==== EXTRACTED INFORMATION
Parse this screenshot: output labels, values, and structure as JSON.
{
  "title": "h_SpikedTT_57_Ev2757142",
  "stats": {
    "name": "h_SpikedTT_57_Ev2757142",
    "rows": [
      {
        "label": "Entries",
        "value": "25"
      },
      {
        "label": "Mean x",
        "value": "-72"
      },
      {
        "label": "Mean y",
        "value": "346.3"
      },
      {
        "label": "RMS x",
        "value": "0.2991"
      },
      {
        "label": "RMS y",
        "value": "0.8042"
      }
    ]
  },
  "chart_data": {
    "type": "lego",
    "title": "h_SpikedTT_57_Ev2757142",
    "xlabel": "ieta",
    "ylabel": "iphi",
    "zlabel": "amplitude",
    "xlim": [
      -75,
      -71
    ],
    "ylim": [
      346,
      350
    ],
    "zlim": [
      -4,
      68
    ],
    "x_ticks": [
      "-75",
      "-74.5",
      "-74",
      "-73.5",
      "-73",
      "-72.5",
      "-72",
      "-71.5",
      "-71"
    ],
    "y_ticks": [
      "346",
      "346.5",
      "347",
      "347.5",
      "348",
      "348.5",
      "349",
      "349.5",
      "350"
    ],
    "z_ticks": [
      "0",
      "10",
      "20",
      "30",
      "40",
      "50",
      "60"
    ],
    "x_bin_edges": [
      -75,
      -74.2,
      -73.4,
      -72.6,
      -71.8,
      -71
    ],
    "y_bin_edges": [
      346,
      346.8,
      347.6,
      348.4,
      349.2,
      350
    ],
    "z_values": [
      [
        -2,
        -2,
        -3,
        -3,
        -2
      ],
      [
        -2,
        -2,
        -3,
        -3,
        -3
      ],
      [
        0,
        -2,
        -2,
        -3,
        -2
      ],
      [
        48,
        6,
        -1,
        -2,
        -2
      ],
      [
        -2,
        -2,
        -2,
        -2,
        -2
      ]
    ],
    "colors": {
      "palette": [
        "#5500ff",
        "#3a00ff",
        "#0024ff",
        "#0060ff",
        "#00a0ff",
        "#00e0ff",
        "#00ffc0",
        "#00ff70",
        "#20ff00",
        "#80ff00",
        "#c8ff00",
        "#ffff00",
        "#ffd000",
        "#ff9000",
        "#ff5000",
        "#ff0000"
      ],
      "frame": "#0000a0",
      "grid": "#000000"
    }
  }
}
========
==== EXTRACTED INFORMATION
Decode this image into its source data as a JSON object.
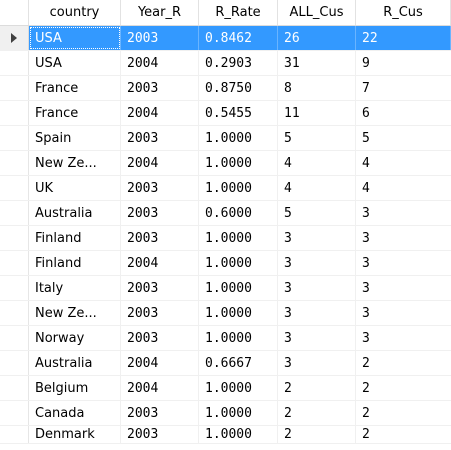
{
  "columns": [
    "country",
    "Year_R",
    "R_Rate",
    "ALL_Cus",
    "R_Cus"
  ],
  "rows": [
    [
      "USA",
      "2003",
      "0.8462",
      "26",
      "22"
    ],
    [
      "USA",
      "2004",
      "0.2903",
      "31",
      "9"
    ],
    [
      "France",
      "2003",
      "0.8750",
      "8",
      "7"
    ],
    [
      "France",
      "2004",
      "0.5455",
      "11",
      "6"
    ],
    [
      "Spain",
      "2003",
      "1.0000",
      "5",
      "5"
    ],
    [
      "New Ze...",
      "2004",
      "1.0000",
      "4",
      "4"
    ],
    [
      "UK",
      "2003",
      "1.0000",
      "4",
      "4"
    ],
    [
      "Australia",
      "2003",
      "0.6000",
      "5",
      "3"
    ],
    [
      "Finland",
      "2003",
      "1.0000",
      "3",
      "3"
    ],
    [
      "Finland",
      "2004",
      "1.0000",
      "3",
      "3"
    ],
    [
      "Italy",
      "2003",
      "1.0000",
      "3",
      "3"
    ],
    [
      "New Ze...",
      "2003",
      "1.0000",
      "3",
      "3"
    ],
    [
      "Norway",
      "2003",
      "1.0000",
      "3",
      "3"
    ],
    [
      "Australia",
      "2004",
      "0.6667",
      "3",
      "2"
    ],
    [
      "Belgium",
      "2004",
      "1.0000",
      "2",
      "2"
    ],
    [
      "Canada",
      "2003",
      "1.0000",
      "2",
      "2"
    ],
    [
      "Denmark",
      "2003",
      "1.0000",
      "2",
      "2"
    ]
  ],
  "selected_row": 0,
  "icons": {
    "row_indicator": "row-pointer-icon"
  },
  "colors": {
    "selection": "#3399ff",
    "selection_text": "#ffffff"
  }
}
========
REQUIRED TASK –
Find all lines where the word "this" appears. Copy them.

FULL RESPONSE –
Parse this screenshot: output labels, values, and structure as JSON.
Decode this image into its source data as a JSON object.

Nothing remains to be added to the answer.